◆ INSTRUCTION:
Reproduce the listing exactly and skip over any pictures.

[Data records]
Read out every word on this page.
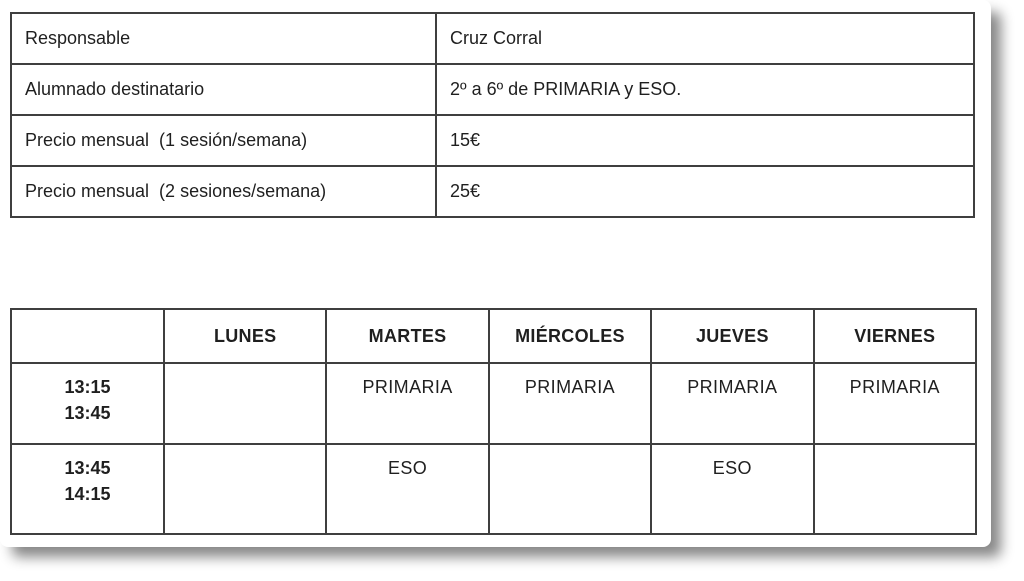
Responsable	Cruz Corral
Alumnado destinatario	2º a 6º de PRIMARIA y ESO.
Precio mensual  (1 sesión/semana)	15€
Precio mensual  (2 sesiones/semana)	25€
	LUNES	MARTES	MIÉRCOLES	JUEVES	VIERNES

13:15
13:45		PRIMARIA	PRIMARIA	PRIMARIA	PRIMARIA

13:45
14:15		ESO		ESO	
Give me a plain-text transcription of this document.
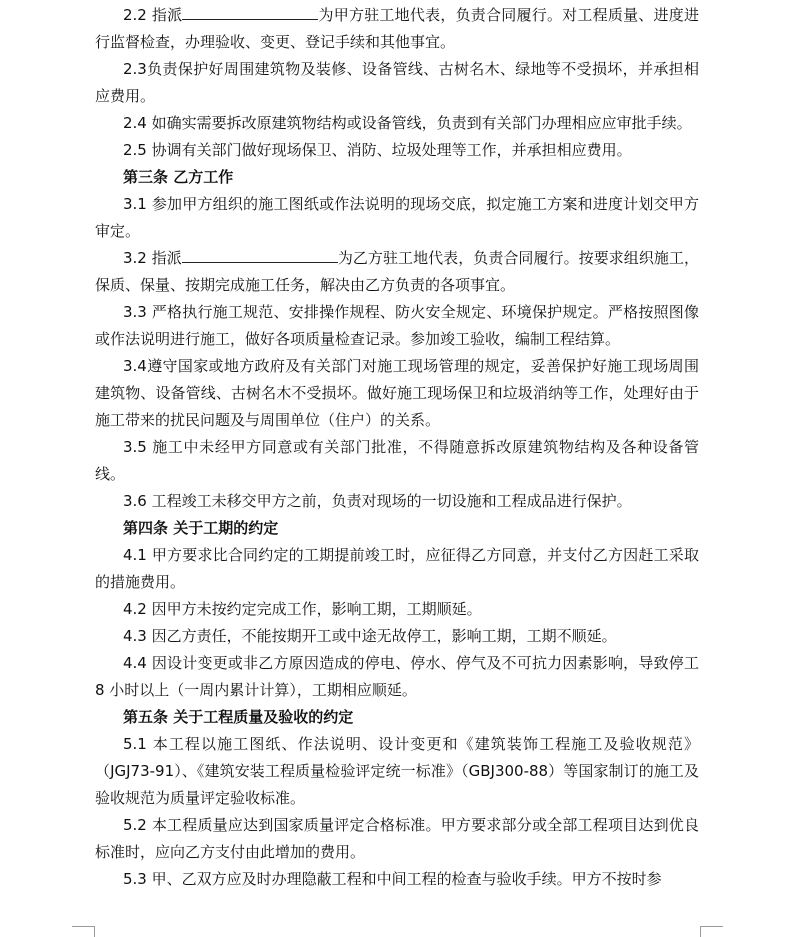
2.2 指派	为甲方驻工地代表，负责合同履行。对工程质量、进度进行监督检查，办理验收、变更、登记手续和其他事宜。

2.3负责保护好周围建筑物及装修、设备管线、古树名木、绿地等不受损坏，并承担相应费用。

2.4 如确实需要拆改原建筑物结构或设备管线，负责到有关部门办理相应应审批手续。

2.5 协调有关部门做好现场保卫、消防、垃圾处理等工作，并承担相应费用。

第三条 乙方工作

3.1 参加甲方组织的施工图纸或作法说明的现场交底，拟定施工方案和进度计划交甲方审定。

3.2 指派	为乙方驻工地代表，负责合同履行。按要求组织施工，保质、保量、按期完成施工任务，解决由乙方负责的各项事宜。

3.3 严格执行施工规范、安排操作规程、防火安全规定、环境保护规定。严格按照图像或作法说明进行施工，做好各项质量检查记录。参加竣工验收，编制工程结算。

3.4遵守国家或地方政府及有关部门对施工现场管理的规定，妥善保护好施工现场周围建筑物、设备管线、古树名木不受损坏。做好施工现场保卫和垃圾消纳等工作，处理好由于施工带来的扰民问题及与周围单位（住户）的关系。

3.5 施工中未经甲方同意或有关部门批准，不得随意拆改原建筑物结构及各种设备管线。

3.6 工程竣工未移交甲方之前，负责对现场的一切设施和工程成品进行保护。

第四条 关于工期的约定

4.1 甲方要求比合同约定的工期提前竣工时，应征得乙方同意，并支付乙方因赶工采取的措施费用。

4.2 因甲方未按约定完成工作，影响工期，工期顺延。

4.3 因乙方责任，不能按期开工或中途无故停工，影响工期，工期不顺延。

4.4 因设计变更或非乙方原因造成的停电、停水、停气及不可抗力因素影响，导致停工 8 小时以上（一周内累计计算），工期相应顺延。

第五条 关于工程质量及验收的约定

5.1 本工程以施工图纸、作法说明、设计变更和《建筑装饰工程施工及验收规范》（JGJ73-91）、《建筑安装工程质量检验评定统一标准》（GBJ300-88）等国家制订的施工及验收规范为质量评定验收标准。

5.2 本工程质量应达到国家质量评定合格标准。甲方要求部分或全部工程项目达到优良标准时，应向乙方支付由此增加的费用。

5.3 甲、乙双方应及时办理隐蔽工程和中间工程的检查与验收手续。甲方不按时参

◆ CORRECT RESULT:
Read out every word on this page.
Responsable	Cruz Corral
Alumnado destinatario	2º a 6º de PRIMARIA y ESO.
Precio mensual  (1 sesión/semana)	15€
Precio mensual  (2 sesiones/semana)	25€
	LUNES	MARTES	MIÉRCOLES	JUEVES	VIERNES

13:15
13:45		PRIMARIA	PRIMARIA	PRIMARIA	PRIMARIA

13:45
14:15		ESO		ESO	
Give me a plain-text transcription of this document.
2.2 指派	为甲方驻工地代表，负责合同履行。对工程质量、进度进行监督检查，办理验收、变更、登记手续和其他事宜。

2.3负责保护好周围建筑物及装修、设备管线、古树名木、绿地等不受损坏，并承担相应费用。

2.4 如确实需要拆改原建筑物结构或设备管线，负责到有关部门办理相应应审批手续。

2.5 协调有关部门做好现场保卫、消防、垃圾处理等工作，并承担相应费用。

第三条 乙方工作

3.1 参加甲方组织的施工图纸或作法说明的现场交底，拟定施工方案和进度计划交甲方审定。

3.2 指派	为乙方驻工地代表，负责合同履行。按要求组织施工，保质、保量、按期完成施工任务，解决由乙方负责的各项事宜。

3.3 严格执行施工规范、安排操作规程、防火安全规定、环境保护规定。严格按照图像或作法说明进行施工，做好各项质量检查记录。参加竣工验收，编制工程结算。

3.4遵守国家或地方政府及有关部门对施工现场管理的规定，妥善保护好施工现场周围建筑物、设备管线、古树名木不受损坏。做好施工现场保卫和垃圾消纳等工作，处理好由于施工带来的扰民问题及与周围单位（住户）的关系。

3.5 施工中未经甲方同意或有关部门批准，不得随意拆改原建筑物结构及各种设备管线。

3.6 工程竣工未移交甲方之前，负责对现场的一切设施和工程成品进行保护。

第四条 关于工期的约定

4.1 甲方要求比合同约定的工期提前竣工时，应征得乙方同意，并支付乙方因赶工采取的措施费用。

4.2 因甲方未按约定完成工作，影响工期，工期顺延。

4.3 因乙方责任，不能按期开工或中途无故停工，影响工期，工期不顺延。

4.4 因设计变更或非乙方原因造成的停电、停水、停气及不可抗力因素影响，导致停工 8 小时以上（一周内累计计算），工期相应顺延。

第五条 关于工程质量及验收的约定

5.1 本工程以施工图纸、作法说明、设计变更和《建筑装饰工程施工及验收规范》（JGJ73-91）、《建筑安装工程质量检验评定统一标准》（GBJ300-88）等国家制订的施工及验收规范为质量评定验收标准。

5.2 本工程质量应达到国家质量评定合格标准。甲方要求部分或全部工程项目达到优良标准时，应向乙方支付由此增加的费用。

5.3 甲、乙双方应及时办理隐蔽工程和中间工程的检查与验收手续。甲方不按时参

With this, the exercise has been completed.